_What to do_.
Answer with a single number: the count of lines that include the string "fsharp".
-- Start --
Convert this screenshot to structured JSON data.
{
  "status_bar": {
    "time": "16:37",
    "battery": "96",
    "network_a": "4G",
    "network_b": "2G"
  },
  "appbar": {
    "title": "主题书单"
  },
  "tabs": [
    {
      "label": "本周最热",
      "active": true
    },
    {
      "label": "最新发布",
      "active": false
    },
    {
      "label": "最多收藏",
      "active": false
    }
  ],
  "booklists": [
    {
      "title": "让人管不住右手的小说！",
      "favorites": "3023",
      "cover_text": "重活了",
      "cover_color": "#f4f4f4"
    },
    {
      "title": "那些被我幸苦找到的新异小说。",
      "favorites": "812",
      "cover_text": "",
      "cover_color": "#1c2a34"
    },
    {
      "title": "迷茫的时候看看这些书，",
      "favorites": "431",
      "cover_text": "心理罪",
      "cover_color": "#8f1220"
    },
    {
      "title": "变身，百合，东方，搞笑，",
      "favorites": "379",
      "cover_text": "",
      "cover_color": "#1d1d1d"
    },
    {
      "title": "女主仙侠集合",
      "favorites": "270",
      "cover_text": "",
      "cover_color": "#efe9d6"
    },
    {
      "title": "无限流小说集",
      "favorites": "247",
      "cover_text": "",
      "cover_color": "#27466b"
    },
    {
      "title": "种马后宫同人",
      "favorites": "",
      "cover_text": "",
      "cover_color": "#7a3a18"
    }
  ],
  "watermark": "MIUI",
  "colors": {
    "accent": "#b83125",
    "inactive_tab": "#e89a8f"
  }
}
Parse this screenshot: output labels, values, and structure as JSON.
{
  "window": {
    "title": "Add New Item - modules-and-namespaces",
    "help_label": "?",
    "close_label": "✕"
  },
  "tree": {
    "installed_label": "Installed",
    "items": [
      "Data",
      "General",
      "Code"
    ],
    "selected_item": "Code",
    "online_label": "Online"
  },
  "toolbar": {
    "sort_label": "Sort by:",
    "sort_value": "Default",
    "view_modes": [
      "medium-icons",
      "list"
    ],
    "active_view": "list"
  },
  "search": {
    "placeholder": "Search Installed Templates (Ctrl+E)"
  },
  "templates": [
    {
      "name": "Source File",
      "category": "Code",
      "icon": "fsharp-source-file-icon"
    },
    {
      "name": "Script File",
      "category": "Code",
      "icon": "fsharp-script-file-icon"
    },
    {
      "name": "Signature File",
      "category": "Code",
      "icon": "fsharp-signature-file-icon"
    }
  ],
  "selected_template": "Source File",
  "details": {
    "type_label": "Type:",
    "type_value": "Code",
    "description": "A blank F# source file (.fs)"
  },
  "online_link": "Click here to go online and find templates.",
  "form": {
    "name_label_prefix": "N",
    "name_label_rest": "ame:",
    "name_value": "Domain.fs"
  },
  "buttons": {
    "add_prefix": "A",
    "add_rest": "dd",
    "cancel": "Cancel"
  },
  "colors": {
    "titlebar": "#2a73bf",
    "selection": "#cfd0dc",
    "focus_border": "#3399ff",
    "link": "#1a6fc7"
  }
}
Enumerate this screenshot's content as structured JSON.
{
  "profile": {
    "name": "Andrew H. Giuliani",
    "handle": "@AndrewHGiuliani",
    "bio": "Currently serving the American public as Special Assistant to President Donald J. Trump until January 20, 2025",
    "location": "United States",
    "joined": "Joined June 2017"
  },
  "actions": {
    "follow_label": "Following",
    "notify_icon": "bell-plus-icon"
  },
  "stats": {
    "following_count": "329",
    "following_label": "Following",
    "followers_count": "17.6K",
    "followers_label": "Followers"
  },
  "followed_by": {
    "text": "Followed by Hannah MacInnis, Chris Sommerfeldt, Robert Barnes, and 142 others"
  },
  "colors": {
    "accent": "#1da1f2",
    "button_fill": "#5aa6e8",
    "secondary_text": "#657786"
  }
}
-- End --
_Result for this task_.
3